■ Figure dataset records:
◇ ◇ ◇ ◇

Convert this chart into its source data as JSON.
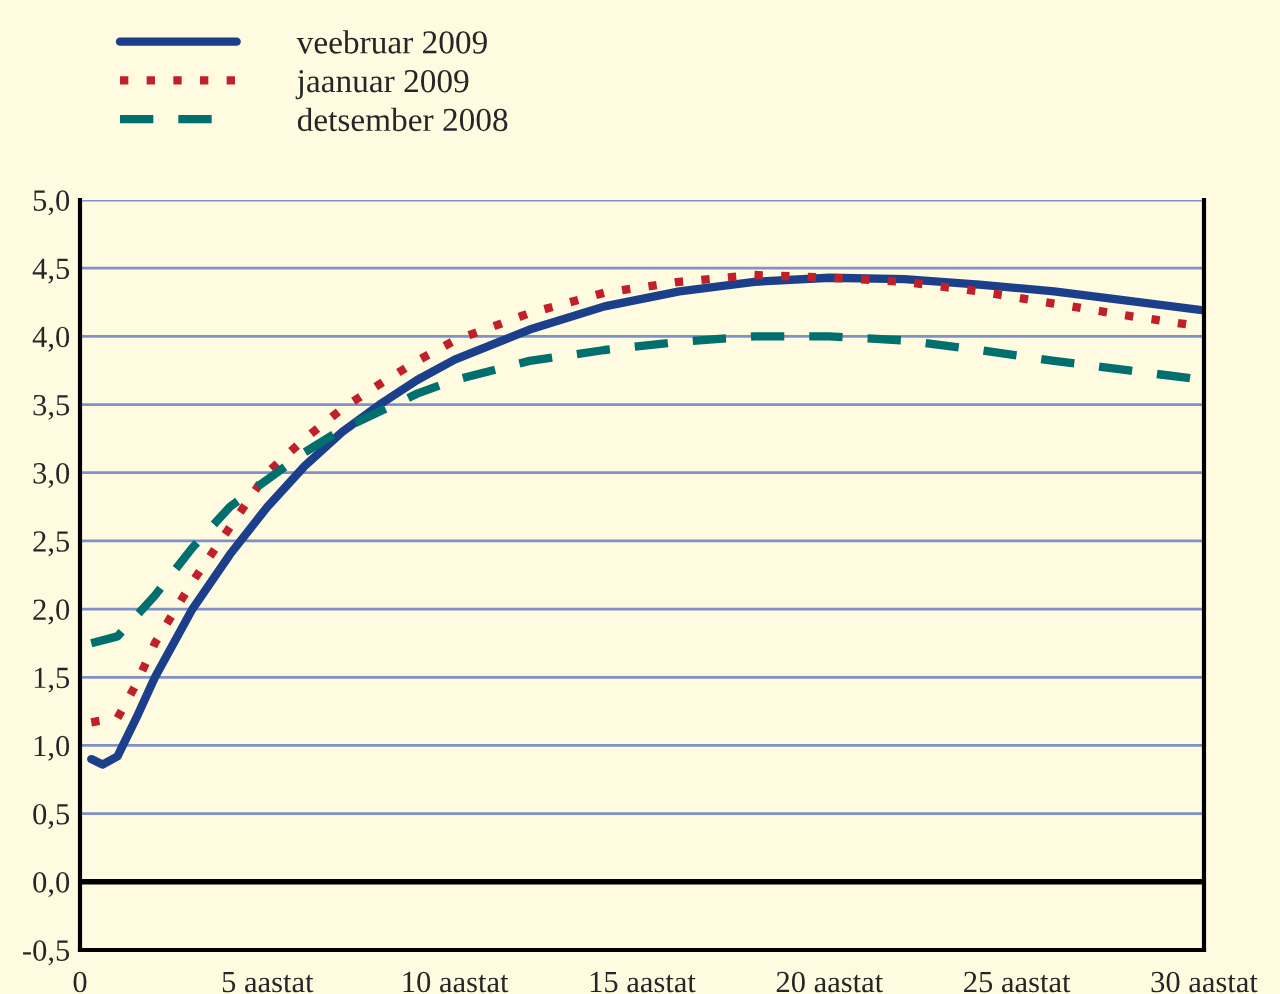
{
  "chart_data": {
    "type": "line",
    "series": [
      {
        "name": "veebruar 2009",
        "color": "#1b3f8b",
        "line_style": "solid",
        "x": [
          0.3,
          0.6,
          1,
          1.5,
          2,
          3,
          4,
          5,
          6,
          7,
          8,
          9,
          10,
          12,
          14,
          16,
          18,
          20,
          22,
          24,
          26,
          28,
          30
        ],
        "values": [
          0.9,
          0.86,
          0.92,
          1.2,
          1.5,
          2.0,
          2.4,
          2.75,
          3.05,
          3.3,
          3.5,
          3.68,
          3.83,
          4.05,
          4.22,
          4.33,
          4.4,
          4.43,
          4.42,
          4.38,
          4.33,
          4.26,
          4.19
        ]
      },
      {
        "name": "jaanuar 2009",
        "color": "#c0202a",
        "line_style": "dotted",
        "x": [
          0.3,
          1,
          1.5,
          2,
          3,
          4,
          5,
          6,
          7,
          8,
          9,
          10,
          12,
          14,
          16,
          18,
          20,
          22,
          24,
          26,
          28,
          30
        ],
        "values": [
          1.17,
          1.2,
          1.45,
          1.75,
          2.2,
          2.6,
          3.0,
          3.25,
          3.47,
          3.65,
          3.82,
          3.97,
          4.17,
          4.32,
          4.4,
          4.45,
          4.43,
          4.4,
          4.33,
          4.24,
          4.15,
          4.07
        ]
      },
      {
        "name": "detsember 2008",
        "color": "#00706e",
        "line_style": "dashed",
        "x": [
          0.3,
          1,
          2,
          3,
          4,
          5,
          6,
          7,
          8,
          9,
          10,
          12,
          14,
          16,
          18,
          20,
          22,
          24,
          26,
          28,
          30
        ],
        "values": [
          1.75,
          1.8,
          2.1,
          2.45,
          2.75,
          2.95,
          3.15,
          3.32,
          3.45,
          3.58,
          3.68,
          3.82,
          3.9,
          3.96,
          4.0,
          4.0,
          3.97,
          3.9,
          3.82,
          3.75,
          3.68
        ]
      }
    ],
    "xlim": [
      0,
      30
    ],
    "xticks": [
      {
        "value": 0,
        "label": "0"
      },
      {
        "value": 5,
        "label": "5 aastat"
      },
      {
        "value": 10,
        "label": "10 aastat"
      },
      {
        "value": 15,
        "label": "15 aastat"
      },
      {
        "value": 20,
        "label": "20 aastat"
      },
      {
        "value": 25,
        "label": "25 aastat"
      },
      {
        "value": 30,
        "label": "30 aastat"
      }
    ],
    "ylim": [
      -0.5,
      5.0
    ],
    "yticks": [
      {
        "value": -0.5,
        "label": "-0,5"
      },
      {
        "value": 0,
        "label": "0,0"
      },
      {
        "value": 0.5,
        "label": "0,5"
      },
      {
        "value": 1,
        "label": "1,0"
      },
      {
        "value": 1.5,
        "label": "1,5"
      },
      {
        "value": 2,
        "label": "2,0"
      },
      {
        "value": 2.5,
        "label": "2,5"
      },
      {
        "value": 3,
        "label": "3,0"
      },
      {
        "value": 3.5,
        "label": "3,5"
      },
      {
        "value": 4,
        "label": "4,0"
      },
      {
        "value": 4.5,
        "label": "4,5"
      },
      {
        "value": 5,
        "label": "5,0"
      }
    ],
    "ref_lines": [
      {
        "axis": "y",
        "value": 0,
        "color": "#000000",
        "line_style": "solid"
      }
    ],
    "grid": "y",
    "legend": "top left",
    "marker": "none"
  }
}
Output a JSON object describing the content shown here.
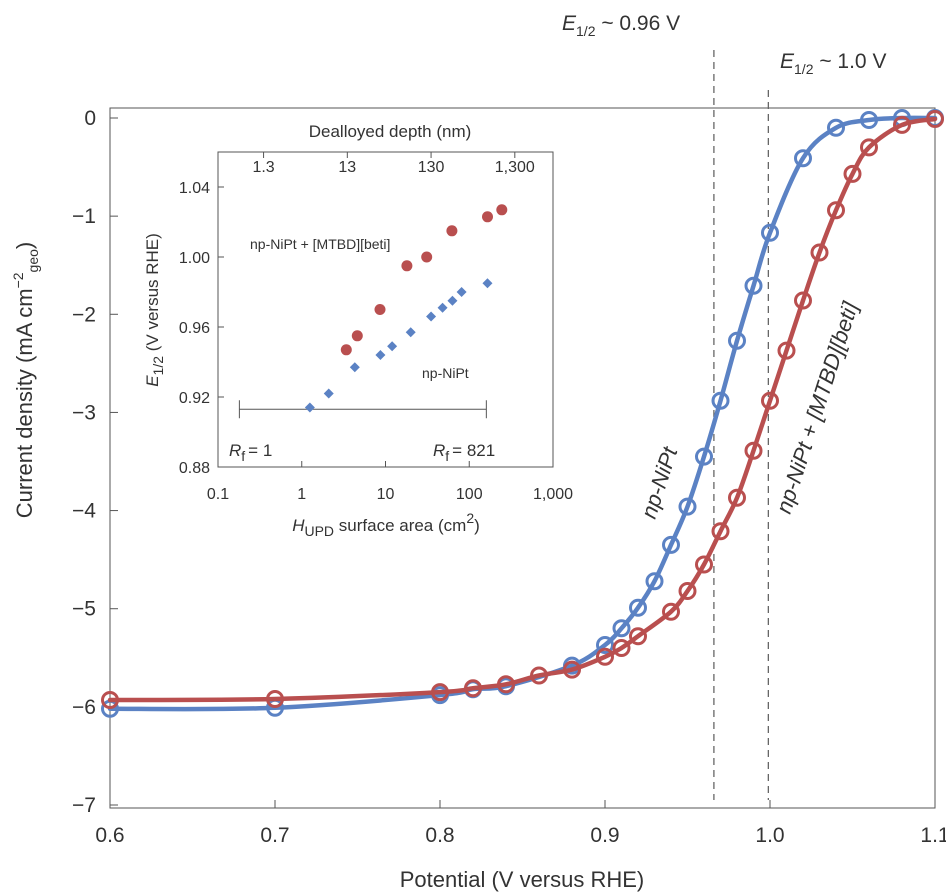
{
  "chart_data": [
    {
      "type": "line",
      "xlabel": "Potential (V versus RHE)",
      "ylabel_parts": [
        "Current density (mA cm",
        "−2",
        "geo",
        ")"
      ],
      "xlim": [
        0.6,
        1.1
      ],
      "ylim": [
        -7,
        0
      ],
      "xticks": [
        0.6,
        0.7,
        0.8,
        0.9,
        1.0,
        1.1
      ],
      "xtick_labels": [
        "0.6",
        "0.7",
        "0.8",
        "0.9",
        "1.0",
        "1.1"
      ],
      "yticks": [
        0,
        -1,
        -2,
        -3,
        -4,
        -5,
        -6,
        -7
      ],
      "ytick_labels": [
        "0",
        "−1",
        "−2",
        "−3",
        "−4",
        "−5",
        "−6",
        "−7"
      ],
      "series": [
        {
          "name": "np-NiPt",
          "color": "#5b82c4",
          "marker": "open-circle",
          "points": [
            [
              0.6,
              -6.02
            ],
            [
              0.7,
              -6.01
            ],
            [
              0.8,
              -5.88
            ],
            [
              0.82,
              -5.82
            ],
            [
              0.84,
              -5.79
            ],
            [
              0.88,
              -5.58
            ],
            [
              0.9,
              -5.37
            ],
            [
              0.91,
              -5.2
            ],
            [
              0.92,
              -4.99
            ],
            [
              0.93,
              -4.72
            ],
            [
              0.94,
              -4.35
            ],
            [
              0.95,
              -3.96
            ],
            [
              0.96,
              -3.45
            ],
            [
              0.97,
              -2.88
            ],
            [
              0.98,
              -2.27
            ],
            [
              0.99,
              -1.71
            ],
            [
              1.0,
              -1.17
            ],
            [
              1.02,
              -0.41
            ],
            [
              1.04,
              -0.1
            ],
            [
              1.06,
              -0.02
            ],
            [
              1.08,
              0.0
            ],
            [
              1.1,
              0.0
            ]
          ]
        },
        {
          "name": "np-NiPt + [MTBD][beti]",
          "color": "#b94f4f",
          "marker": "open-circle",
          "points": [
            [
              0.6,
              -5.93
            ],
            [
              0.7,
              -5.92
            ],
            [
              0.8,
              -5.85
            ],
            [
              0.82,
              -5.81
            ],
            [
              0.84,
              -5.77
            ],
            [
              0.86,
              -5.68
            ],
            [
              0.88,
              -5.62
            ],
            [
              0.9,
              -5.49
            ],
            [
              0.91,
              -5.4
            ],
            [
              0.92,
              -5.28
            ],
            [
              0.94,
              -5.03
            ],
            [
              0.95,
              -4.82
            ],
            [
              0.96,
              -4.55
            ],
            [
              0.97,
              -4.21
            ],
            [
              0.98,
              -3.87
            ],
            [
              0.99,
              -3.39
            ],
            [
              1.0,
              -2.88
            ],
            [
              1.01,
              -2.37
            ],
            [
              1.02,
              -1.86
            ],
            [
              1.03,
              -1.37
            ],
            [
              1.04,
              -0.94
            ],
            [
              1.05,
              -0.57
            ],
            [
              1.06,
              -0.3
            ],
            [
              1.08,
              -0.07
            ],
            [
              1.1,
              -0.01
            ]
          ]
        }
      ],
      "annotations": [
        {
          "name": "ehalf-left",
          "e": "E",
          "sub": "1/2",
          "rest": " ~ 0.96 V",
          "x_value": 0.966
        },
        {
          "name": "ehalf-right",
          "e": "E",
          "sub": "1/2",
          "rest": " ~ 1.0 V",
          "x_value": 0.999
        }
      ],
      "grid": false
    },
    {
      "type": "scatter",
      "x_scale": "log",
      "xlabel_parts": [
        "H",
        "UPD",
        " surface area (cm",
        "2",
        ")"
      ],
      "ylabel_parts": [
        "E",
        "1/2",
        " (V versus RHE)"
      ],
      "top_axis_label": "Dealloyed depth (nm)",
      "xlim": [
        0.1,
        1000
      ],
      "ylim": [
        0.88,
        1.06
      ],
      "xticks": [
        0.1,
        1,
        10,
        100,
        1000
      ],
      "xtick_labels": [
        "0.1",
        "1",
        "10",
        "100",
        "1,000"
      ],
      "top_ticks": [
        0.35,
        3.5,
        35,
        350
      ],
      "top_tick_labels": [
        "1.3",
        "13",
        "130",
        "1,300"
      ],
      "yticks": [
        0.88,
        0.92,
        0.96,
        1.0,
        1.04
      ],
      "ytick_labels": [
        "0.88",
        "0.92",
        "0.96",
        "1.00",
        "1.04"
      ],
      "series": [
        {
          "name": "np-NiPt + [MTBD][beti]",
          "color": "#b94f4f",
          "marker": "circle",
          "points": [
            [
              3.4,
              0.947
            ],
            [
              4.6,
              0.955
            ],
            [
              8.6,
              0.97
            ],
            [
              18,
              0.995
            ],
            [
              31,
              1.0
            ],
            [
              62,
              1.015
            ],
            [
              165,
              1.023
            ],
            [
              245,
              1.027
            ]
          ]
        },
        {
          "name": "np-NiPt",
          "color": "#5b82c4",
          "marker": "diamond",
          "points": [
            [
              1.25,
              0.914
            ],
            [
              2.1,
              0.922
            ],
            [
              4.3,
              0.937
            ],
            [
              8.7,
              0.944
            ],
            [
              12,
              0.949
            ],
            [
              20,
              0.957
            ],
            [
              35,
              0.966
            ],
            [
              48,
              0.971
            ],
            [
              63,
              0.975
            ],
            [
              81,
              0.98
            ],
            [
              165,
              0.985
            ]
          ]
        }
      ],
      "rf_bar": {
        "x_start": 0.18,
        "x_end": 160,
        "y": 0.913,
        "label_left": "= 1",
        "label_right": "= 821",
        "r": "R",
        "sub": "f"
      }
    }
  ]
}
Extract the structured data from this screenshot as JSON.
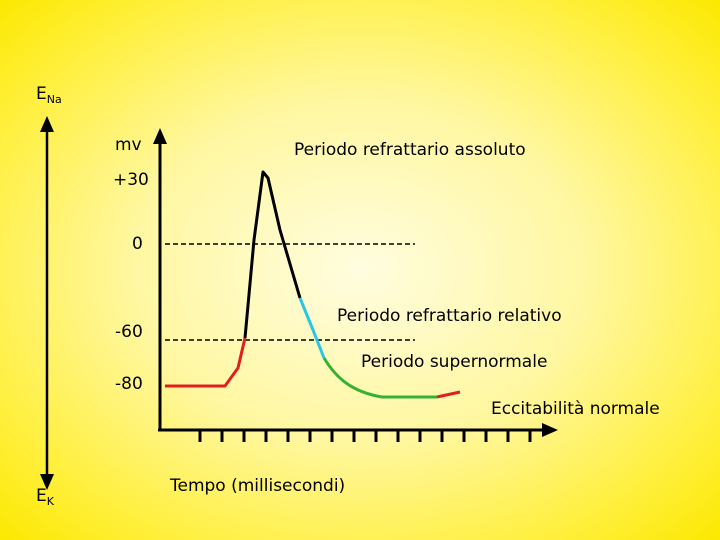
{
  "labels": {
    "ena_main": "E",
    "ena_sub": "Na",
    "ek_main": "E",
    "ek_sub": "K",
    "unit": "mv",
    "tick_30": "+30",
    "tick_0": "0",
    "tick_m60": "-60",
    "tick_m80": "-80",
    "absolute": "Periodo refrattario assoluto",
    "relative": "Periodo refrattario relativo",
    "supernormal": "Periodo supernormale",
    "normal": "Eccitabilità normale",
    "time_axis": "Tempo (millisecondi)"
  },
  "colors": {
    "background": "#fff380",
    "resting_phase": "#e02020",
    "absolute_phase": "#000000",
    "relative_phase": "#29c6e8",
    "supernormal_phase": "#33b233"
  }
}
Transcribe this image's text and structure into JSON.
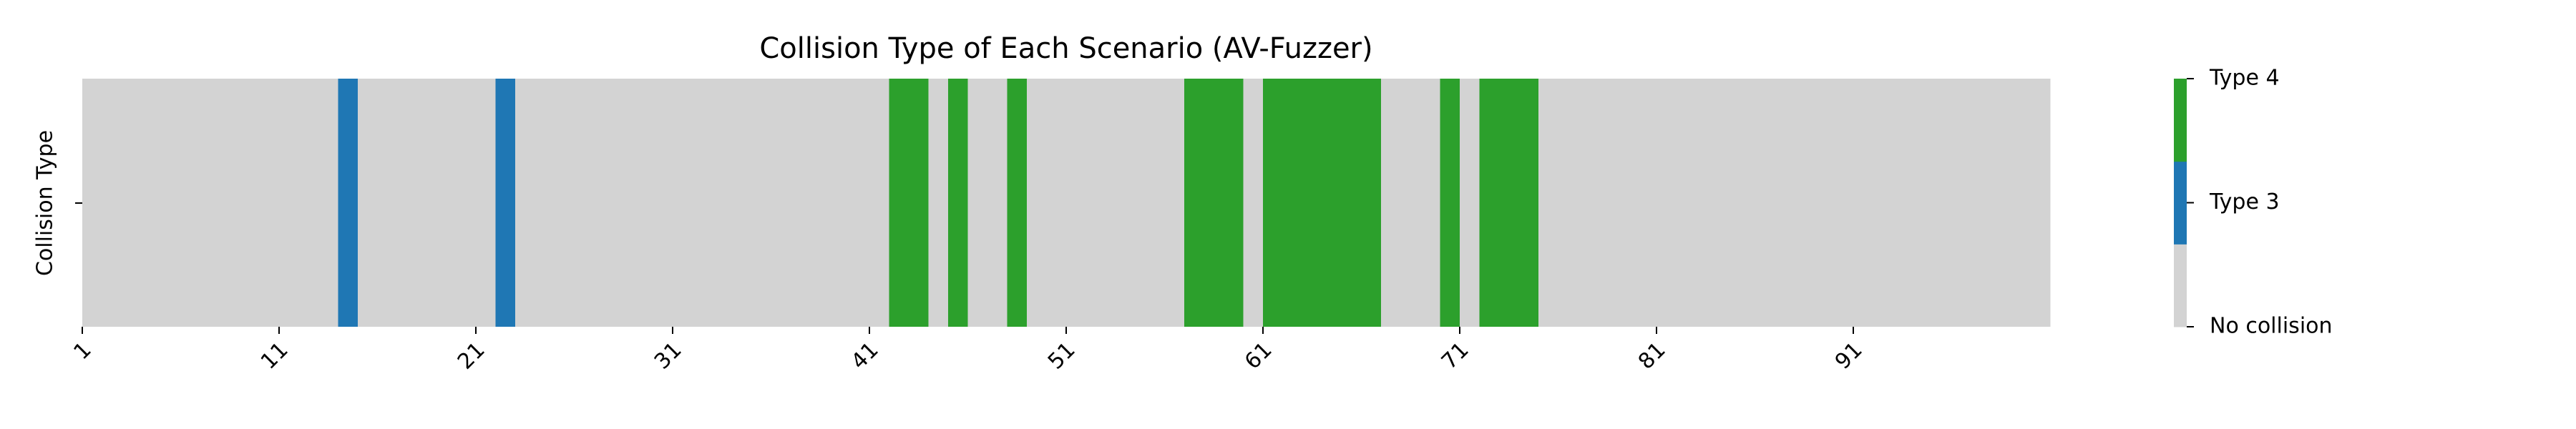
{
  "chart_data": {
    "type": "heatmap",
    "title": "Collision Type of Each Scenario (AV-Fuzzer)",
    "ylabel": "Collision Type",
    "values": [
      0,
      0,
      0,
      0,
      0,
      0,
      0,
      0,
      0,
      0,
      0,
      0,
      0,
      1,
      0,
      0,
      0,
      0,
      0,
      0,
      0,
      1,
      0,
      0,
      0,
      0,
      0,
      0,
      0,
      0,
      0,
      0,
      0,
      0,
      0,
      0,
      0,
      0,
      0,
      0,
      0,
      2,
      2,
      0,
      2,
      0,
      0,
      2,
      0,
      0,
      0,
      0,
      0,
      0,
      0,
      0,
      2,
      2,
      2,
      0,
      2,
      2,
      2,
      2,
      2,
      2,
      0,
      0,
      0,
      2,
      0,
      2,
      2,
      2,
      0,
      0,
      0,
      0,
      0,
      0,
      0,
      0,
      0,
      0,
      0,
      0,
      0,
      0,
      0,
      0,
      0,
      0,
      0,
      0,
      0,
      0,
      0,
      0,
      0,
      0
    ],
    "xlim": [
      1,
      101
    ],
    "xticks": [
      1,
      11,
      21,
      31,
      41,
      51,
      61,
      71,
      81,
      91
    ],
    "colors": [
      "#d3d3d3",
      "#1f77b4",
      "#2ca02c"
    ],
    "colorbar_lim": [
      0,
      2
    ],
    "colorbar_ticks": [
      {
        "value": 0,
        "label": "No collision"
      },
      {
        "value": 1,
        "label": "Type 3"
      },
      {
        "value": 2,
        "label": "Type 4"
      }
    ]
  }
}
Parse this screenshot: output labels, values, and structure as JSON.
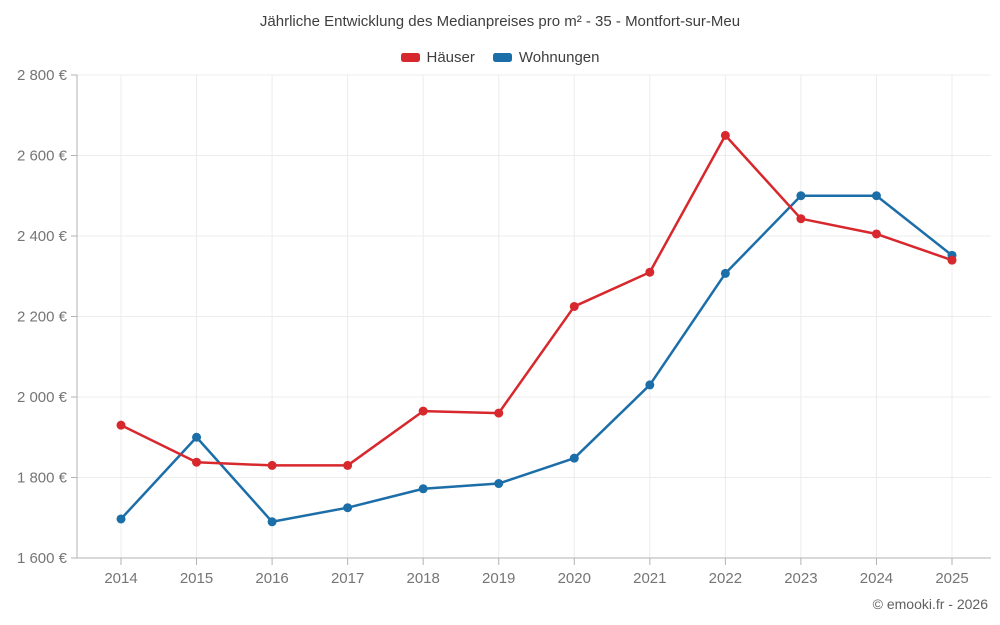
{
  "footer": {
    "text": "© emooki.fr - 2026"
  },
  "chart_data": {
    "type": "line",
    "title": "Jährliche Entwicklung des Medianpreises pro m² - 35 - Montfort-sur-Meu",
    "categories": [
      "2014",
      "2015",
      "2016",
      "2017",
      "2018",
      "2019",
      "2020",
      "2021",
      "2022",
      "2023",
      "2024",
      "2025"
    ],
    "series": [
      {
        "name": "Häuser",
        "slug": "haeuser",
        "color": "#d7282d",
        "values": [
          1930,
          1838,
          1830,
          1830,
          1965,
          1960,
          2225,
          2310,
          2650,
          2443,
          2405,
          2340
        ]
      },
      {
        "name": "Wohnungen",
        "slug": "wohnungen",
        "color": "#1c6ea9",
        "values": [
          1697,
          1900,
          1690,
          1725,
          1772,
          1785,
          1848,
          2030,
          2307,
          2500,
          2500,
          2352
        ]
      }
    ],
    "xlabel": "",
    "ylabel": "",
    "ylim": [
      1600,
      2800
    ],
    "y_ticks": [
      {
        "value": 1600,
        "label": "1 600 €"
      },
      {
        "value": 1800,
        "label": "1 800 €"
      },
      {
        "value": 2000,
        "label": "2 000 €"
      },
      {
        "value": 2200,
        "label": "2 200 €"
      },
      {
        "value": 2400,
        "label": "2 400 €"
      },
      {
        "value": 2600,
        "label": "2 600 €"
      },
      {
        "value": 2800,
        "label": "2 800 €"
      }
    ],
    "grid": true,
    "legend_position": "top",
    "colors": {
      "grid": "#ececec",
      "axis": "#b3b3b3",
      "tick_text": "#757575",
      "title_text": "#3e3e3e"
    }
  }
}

◇ ◇ ◇ ◇

■ Directions:
Check each line above for "this" and return the ones that have it.

■ Solution below:
Convert this chart into its source data as JSON.
Extract the structured data from this screenshot as JSON.
Transcribe this image's text and structure into JSON.
Parse this screenshot: output labels, values, and structure as JSON.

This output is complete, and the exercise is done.